WORK INSTRUCTIONS: Copy out, from the entries below, each line holding the string "adjudicatario".
* start DATA FOR THIS TASK *
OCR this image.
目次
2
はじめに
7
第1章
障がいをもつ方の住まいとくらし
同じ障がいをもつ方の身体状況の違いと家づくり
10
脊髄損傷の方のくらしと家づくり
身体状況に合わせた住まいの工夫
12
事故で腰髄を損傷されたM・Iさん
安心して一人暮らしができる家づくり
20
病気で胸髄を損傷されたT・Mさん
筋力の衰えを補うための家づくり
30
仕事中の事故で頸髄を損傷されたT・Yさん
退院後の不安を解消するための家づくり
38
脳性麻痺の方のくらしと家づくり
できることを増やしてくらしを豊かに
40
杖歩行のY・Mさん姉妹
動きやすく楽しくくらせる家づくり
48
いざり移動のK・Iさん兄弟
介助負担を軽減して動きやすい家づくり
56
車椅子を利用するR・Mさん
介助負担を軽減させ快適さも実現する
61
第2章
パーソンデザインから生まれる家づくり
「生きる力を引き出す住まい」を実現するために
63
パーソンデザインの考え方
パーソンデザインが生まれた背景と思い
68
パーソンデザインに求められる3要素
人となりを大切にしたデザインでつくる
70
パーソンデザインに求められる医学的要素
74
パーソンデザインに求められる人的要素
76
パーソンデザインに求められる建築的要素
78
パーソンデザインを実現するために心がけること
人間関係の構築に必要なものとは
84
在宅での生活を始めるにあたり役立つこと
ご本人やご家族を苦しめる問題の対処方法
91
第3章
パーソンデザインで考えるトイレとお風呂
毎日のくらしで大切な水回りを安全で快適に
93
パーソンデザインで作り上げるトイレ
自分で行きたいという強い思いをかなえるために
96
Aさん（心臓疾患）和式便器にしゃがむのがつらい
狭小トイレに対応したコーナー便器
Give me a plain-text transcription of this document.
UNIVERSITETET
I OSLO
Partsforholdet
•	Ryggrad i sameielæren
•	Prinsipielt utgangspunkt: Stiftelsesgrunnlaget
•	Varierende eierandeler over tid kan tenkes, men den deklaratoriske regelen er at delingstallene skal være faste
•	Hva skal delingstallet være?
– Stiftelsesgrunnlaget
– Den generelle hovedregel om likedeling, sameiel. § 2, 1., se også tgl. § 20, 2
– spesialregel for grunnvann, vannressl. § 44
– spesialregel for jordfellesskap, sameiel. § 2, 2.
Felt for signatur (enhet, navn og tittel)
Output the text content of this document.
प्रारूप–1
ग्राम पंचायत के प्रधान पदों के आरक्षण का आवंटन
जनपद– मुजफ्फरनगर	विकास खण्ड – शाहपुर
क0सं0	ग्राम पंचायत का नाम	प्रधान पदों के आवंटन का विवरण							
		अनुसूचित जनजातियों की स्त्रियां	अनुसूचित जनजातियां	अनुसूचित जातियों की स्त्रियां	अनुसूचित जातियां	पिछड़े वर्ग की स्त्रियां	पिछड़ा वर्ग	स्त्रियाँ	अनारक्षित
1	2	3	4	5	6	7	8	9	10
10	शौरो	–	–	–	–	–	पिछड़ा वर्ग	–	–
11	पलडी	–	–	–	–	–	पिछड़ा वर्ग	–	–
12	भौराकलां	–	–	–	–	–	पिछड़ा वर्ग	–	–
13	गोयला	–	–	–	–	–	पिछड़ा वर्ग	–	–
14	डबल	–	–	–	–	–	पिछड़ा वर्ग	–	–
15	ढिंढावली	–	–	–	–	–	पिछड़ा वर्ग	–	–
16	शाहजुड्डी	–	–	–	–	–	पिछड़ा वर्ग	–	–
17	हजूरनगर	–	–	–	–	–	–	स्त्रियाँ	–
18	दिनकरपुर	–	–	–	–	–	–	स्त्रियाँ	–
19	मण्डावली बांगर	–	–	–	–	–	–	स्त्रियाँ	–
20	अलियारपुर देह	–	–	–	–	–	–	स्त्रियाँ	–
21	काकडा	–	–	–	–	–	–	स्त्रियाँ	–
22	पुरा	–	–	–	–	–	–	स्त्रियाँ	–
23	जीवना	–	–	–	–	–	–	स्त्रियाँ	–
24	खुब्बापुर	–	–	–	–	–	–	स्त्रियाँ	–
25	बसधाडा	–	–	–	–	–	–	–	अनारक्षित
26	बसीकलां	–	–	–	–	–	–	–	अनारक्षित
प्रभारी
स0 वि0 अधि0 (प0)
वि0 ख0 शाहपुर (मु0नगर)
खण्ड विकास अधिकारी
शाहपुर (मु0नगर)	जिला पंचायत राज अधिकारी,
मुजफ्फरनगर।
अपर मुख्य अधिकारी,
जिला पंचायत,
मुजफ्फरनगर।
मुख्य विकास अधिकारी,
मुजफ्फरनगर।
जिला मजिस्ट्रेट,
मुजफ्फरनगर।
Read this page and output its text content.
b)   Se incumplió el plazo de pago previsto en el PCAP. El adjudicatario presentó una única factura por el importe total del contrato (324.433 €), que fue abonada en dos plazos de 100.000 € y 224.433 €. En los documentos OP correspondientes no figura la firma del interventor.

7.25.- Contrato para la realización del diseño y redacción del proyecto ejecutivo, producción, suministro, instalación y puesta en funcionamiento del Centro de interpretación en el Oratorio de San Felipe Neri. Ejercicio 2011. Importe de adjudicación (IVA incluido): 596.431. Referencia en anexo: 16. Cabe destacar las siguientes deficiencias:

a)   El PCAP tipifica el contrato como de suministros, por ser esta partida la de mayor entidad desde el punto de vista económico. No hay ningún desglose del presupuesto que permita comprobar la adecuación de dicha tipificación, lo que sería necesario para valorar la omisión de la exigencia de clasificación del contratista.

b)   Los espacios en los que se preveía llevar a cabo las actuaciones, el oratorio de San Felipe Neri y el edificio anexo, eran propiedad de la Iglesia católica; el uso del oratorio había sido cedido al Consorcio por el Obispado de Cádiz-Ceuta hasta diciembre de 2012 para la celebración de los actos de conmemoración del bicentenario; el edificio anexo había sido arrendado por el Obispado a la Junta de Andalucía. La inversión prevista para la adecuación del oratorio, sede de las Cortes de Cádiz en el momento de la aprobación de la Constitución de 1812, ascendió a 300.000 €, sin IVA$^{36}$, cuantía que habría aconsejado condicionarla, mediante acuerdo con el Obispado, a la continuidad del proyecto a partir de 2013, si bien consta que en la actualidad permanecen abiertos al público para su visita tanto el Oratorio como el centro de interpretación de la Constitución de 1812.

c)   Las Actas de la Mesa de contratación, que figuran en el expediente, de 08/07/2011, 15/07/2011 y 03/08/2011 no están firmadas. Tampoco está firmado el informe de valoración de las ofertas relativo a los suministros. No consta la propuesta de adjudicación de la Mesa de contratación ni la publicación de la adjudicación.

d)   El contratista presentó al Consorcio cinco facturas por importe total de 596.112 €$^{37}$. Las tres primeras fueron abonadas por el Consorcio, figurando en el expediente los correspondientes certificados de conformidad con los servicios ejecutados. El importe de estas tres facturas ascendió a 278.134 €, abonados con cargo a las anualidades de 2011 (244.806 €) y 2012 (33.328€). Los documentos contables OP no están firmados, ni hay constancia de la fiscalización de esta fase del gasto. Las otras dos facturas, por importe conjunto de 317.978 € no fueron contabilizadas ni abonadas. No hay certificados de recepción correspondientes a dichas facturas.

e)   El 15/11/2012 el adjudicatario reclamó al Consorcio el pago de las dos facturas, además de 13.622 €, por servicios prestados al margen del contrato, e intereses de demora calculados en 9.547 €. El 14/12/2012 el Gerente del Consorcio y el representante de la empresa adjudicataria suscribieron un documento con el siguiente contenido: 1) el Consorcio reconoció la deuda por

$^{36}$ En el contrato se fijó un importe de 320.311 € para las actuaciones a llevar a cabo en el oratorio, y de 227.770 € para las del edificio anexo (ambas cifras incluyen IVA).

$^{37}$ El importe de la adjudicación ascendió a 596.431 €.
* end DATA FOR THIS TASK *
FINAL RESULT:
b)   Se incumplió el plazo de pago previsto en el PCAP. El adjudicatario presentó una única factura por el importe total del contrato (324.433 €), que fue abonada en dos plazos de 100.000 € y 224.433 €. En los documentos OP correspondientes no figura la firma del interventor.
e)   El 15/11/2012 el adjudicatario reclamó al Consorcio el pago de las dos facturas, además de 13.622 €, por servicios prestados al margen del contrato, e intereses de demora calculados en 9.547 €. El 14/12/2012 el Gerente del Consorcio y el representante de la empresa adjudicataria suscribieron un documento con el siguiente contenido: 1) el Consorcio reconoció la deuda por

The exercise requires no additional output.